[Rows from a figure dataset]
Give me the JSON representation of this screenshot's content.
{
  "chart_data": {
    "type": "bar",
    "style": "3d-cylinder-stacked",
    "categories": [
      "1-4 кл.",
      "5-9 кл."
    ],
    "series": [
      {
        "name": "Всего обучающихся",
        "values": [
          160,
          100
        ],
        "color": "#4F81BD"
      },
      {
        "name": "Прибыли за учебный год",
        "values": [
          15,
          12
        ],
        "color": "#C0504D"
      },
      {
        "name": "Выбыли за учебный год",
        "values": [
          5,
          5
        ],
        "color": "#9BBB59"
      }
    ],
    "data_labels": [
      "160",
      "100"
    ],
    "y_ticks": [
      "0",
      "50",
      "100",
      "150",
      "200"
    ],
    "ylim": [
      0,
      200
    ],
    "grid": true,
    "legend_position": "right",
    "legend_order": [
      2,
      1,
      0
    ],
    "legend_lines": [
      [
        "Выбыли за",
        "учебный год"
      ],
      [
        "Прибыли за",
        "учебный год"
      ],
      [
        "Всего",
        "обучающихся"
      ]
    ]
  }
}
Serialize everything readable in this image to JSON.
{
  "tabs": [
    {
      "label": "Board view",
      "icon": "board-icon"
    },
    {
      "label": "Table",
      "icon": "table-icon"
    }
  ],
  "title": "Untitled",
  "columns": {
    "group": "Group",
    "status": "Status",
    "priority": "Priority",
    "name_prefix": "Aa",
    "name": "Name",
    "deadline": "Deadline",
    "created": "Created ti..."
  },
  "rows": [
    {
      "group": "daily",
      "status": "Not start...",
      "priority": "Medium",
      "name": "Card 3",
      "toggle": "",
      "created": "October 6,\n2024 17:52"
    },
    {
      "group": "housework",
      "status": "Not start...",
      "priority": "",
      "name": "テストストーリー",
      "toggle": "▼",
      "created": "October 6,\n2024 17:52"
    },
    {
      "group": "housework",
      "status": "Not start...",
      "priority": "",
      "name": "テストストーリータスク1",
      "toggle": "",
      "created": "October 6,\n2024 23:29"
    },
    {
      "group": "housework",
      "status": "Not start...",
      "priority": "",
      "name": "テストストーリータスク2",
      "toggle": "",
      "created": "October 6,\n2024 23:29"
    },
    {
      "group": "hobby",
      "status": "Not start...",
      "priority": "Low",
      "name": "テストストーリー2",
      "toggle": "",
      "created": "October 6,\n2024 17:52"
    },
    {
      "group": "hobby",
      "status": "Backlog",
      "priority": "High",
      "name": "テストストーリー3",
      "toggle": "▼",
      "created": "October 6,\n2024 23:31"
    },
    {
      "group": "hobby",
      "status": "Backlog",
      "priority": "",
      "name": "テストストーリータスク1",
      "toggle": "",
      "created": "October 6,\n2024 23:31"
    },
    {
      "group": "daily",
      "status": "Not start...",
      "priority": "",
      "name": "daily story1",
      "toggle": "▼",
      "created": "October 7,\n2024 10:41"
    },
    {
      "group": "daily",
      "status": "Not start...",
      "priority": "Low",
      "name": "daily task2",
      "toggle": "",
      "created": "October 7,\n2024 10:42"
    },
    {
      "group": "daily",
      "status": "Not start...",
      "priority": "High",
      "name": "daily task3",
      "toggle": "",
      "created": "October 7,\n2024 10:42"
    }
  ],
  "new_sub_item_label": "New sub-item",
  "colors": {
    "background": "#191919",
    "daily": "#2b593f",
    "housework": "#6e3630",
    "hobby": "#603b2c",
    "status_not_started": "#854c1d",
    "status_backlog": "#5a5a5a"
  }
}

§ **What to do**: Produce an exact copy of every entry above.

§ **Result of the exercise**:
Give me the JSON representation of this screenshot's content.
{
  "chart_data": {
    "type": "bar",
    "style": "3d-cylinder-stacked",
    "categories": [
      "1-4 кл.",
      "5-9 кл."
    ],
    "series": [
      {
        "name": "Всего обучающихся",
        "values": [
          160,
          100
        ],
        "color": "#4F81BD"
      },
      {
        "name": "Прибыли за учебный год",
        "values": [
          15,
          12
        ],
        "color": "#C0504D"
      },
      {
        "name": "Выбыли за учебный год",
        "values": [
          5,
          5
        ],
        "color": "#9BBB59"
      }
    ],
    "data_labels": [
      "160",
      "100"
    ],
    "y_ticks": [
      "0",
      "50",
      "100",
      "150",
      "200"
    ],
    "ylim": [
      0,
      200
    ],
    "grid": true,
    "legend_position": "right",
    "legend_order": [
      2,
      1,
      0
    ],
    "legend_lines": [
      [
        "Выбыли за",
        "учебный год"
      ],
      [
        "Прибыли за",
        "учебный год"
      ],
      [
        "Всего",
        "обучающихся"
      ]
    ]
  }
}
Serialize everything readable in this image to JSON.
{
  "tabs": [
    {
      "label": "Board view",
      "icon": "board-icon"
    },
    {
      "label": "Table",
      "icon": "table-icon"
    }
  ],
  "title": "Untitled",
  "columns": {
    "group": "Group",
    "status": "Status",
    "priority": "Priority",
    "name_prefix": "Aa",
    "name": "Name",
    "deadline": "Deadline",
    "created": "Created ti..."
  },
  "rows": [
    {
      "group": "daily",
      "status": "Not start...",
      "priority": "Medium",
      "name": "Card 3",
      "toggle": "",
      "created": "October 6,\n2024 17:52"
    },
    {
      "group": "housework",
      "status": "Not start...",
      "priority": "",
      "name": "テストストーリー",
      "toggle": "▼",
      "created": "October 6,\n2024 17:52"
    },
    {
      "group": "housework",
      "status": "Not start...",
      "priority": "",
      "name": "テストストーリータスク1",
      "toggle": "",
      "created": "October 6,\n2024 23:29"
    },
    {
      "group": "housework",
      "status": "Not start...",
      "priority": "",
      "name": "テストストーリータスク2",
      "toggle": "",
      "created": "October 6,\n2024 23:29"
    },
    {
      "group": "hobby",
      "status": "Not start...",
      "priority": "Low",
      "name": "テストストーリー2",
      "toggle": "",
      "created": "October 6,\n2024 17:52"
    },
    {
      "group": "hobby",
      "status": "Backlog",
      "priority": "High",
      "name": "テストストーリー3",
      "toggle": "▼",
      "created": "October 6,\n2024 23:31"
    },
    {
      "group": "hobby",
      "status": "Backlog",
      "priority": "",
      "name": "テストストーリータスク1",
      "toggle": "",
      "created": "October 6,\n2024 23:31"
    },
    {
      "group": "daily",
      "status": "Not start...",
      "priority": "",
      "name": "daily story1",
      "toggle": "▼",
      "created": "October 7,\n2024 10:41"
    },
    {
      "group": "daily",
      "status": "Not start...",
      "priority": "Low",
      "name": "daily task2",
      "toggle": "",
      "created": "October 7,\n2024 10:42"
    },
    {
      "group": "daily",
      "status": "Not start...",
      "priority": "High",
      "name": "daily task3",
      "toggle": "",
      "created": "October 7,\n2024 10:42"
    }
  ],
  "new_sub_item_label": "New sub-item",
  "colors": {
    "background": "#191919",
    "daily": "#2b593f",
    "housework": "#6e3630",
    "hobby": "#603b2c",
    "status_not_started": "#854c1d",
    "status_backlog": "#5a5a5a"
  }
}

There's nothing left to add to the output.